[BEGIN]
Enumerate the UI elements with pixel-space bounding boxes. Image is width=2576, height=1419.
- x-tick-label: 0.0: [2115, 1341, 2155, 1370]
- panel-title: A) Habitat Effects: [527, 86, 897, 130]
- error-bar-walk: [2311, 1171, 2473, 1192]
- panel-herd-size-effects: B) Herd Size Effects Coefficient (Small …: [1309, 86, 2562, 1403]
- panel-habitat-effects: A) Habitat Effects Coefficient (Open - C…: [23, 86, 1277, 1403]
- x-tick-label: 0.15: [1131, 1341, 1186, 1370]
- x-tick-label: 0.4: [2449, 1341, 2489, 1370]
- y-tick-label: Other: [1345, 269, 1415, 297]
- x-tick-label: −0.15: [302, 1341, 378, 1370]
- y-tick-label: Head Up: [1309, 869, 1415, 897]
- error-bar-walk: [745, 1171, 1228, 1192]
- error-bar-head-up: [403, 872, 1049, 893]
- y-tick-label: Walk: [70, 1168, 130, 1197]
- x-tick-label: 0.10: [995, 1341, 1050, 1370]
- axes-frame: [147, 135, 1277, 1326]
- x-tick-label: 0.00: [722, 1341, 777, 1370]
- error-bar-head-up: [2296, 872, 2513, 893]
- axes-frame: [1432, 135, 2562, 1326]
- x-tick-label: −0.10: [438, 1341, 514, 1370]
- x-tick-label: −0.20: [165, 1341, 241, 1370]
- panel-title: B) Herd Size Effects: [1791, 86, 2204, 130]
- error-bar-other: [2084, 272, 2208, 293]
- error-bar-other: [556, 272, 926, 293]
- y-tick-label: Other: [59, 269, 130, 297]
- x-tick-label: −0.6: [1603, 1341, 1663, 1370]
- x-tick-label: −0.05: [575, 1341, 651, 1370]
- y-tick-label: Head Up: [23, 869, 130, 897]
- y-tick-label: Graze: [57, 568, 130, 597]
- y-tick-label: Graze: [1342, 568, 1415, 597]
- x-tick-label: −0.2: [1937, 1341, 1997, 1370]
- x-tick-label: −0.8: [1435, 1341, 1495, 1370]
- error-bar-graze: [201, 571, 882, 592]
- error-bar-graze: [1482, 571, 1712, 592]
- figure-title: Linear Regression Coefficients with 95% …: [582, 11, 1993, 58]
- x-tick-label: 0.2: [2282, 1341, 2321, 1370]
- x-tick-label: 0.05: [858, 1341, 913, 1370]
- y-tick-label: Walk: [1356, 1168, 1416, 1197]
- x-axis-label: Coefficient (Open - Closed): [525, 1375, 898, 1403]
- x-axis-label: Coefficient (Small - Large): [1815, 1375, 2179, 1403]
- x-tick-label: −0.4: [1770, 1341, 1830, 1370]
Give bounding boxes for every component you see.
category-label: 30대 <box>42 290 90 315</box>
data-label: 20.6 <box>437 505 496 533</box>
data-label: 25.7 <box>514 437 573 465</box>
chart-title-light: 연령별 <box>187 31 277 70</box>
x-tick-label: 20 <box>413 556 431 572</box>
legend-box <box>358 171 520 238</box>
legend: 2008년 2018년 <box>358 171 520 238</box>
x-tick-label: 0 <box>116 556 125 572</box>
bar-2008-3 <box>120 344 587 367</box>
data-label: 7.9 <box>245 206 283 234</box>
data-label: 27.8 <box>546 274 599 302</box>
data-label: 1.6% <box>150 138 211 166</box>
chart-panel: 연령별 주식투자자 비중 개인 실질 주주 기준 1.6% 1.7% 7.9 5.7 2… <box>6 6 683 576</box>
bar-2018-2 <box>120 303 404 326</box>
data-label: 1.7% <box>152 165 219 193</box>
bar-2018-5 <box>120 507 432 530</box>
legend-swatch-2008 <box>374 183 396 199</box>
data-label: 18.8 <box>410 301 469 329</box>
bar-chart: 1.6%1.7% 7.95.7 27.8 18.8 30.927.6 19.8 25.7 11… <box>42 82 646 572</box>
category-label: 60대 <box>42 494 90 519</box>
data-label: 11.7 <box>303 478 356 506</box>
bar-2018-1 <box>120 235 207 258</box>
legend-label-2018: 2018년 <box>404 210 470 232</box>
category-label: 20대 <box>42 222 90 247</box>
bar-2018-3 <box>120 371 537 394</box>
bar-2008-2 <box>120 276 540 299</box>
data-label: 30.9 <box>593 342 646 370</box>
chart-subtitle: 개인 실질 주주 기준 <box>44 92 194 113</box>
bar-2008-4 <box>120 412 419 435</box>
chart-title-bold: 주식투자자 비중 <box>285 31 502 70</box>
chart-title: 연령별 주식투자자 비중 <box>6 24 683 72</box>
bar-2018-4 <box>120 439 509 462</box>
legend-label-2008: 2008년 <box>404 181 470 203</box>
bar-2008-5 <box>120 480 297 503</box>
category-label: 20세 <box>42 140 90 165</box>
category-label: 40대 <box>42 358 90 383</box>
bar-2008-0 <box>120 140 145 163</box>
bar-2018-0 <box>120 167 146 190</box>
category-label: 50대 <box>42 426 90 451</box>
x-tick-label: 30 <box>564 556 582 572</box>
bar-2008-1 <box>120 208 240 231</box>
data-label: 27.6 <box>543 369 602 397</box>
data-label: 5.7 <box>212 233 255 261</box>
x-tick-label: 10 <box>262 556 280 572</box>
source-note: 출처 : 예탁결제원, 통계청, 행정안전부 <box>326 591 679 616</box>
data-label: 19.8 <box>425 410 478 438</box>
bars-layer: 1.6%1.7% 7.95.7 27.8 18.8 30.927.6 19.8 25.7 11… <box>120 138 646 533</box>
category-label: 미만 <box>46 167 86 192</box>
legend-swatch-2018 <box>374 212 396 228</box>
[END]
_Goal of the exercise_. Copy out these data verbatim, all of them, from start to finish.

_Answer in full_.
Enumerate the UI elements with pixel-space bounding boxes. Image is width=2576, height=1419.
- x-tick-label: 0.0: [2115, 1341, 2155, 1370]
- panel-title: A) Habitat Effects: [527, 86, 897, 130]
- error-bar-walk: [2311, 1171, 2473, 1192]
- panel-herd-size-effects: B) Herd Size Effects Coefficient (Small …: [1309, 86, 2562, 1403]
- panel-habitat-effects: A) Habitat Effects Coefficient (Open - C…: [23, 86, 1277, 1403]
- x-tick-label: 0.15: [1131, 1341, 1186, 1370]
- x-tick-label: 0.4: [2449, 1341, 2489, 1370]
- y-tick-label: Other: [1345, 269, 1415, 297]
- x-tick-label: −0.15: [302, 1341, 378, 1370]
- y-tick-label: Head Up: [1309, 869, 1415, 897]
- error-bar-walk: [745, 1171, 1228, 1192]
- error-bar-head-up: [403, 872, 1049, 893]
- y-tick-label: Walk: [70, 1168, 130, 1197]
- x-tick-label: 0.10: [995, 1341, 1050, 1370]
- axes-frame: [147, 135, 1277, 1326]
- x-tick-label: 0.00: [722, 1341, 777, 1370]
- error-bar-head-up: [2296, 872, 2513, 893]
- axes-frame: [1432, 135, 2562, 1326]
- x-tick-label: −0.10: [438, 1341, 514, 1370]
- x-tick-label: −0.20: [165, 1341, 241, 1370]
- panel-title: B) Herd Size Effects: [1791, 86, 2204, 130]
- error-bar-other: [2084, 272, 2208, 293]
- error-bar-other: [556, 272, 926, 293]
- y-tick-label: Other: [59, 269, 130, 297]
- x-tick-label: −0.6: [1603, 1341, 1663, 1370]
- x-tick-label: −0.05: [575, 1341, 651, 1370]
- y-tick-label: Head Up: [23, 869, 130, 897]
- y-tick-label: Graze: [57, 568, 130, 597]
- y-tick-label: Graze: [1342, 568, 1415, 597]
- x-tick-label: −0.2: [1937, 1341, 1997, 1370]
- x-tick-label: −0.8: [1435, 1341, 1495, 1370]
- error-bar-graze: [201, 571, 882, 592]
- error-bar-graze: [1482, 571, 1712, 592]
- figure-title: Linear Regression Coefficients with 95% …: [582, 11, 1993, 58]
- x-tick-label: 0.2: [2282, 1341, 2321, 1370]
- x-tick-label: 0.05: [858, 1341, 913, 1370]
- y-tick-label: Walk: [1356, 1168, 1416, 1197]
- x-axis-label: Coefficient (Open - Closed): [525, 1375, 898, 1403]
- x-axis-label: Coefficient (Small - Large): [1815, 1375, 2179, 1403]
- x-tick-label: −0.4: [1770, 1341, 1830, 1370]
Give bounding boxes for every component you see.
category-label: 30대 <box>42 290 90 315</box>
data-label: 20.6 <box>437 505 496 533</box>
data-label: 25.7 <box>514 437 573 465</box>
chart-title-light: 연령별 <box>187 31 277 70</box>
x-tick-label: 20 <box>413 556 431 572</box>
legend-box <box>358 171 520 238</box>
legend: 2008년 2018년 <box>358 171 520 238</box>
x-tick-label: 0 <box>116 556 125 572</box>
bar-2008-3 <box>120 344 587 367</box>
data-label: 7.9 <box>245 206 283 234</box>
data-label: 27.8 <box>546 274 599 302</box>
data-label: 1.6% <box>150 138 211 166</box>
chart-panel: 연령별 주식투자자 비중 개인 실질 주주 기준 1.6% 1.7% 7.9 5.7 2… <box>6 6 683 576</box>
bar-2018-2 <box>120 303 404 326</box>
data-label: 1.7% <box>152 165 219 193</box>
bar-2018-5 <box>120 507 432 530</box>
legend-swatch-2008 <box>374 183 396 199</box>
data-label: 18.8 <box>410 301 469 329</box>
bar-chart: 1.6%1.7% 7.95.7 27.8 18.8 30.927.6 19.8 25.7 11… <box>42 82 646 572</box>
category-label: 60대 <box>42 494 90 519</box>
data-label: 11.7 <box>303 478 356 506</box>
bar-2018-1 <box>120 235 207 258</box>
legend-label-2018: 2018년 <box>404 210 470 232</box>
category-label: 20대 <box>42 222 90 247</box>
bar-2018-3 <box>120 371 537 394</box>
bar-2008-2 <box>120 276 540 299</box>
data-label: 30.9 <box>593 342 646 370</box>
chart-subtitle: 개인 실질 주주 기준 <box>44 92 194 113</box>
bar-2008-4 <box>120 412 419 435</box>
chart-title-bold: 주식투자자 비중 <box>285 31 502 70</box>
chart-title: 연령별 주식투자자 비중 <box>6 24 683 72</box>
bar-2018-4 <box>120 439 509 462</box>
legend-label-2008: 2008년 <box>404 181 470 203</box>
bar-2008-5 <box>120 480 297 503</box>
category-label: 20세 <box>42 140 90 165</box>
category-label: 40대 <box>42 358 90 383</box>
bar-2008-0 <box>120 140 145 163</box>
bar-2018-0 <box>120 167 146 190</box>
category-label: 50대 <box>42 426 90 451</box>
x-tick-label: 30 <box>564 556 582 572</box>
bar-2008-1 <box>120 208 240 231</box>
data-label: 27.6 <box>543 369 602 397</box>
data-label: 5.7 <box>212 233 255 261</box>
x-tick-label: 10 <box>262 556 280 572</box>
source-note: 출처 : 예탁결제원, 통계청, 행정안전부 <box>326 591 679 616</box>
data-label: 19.8 <box>425 410 478 438</box>
bars-layer: 1.6%1.7% 7.95.7 27.8 18.8 30.927.6 19.8 25.7 11… <box>120 138 646 533</box>
category-label: 미만 <box>46 167 86 192</box>
legend-swatch-2018 <box>374 212 396 228</box>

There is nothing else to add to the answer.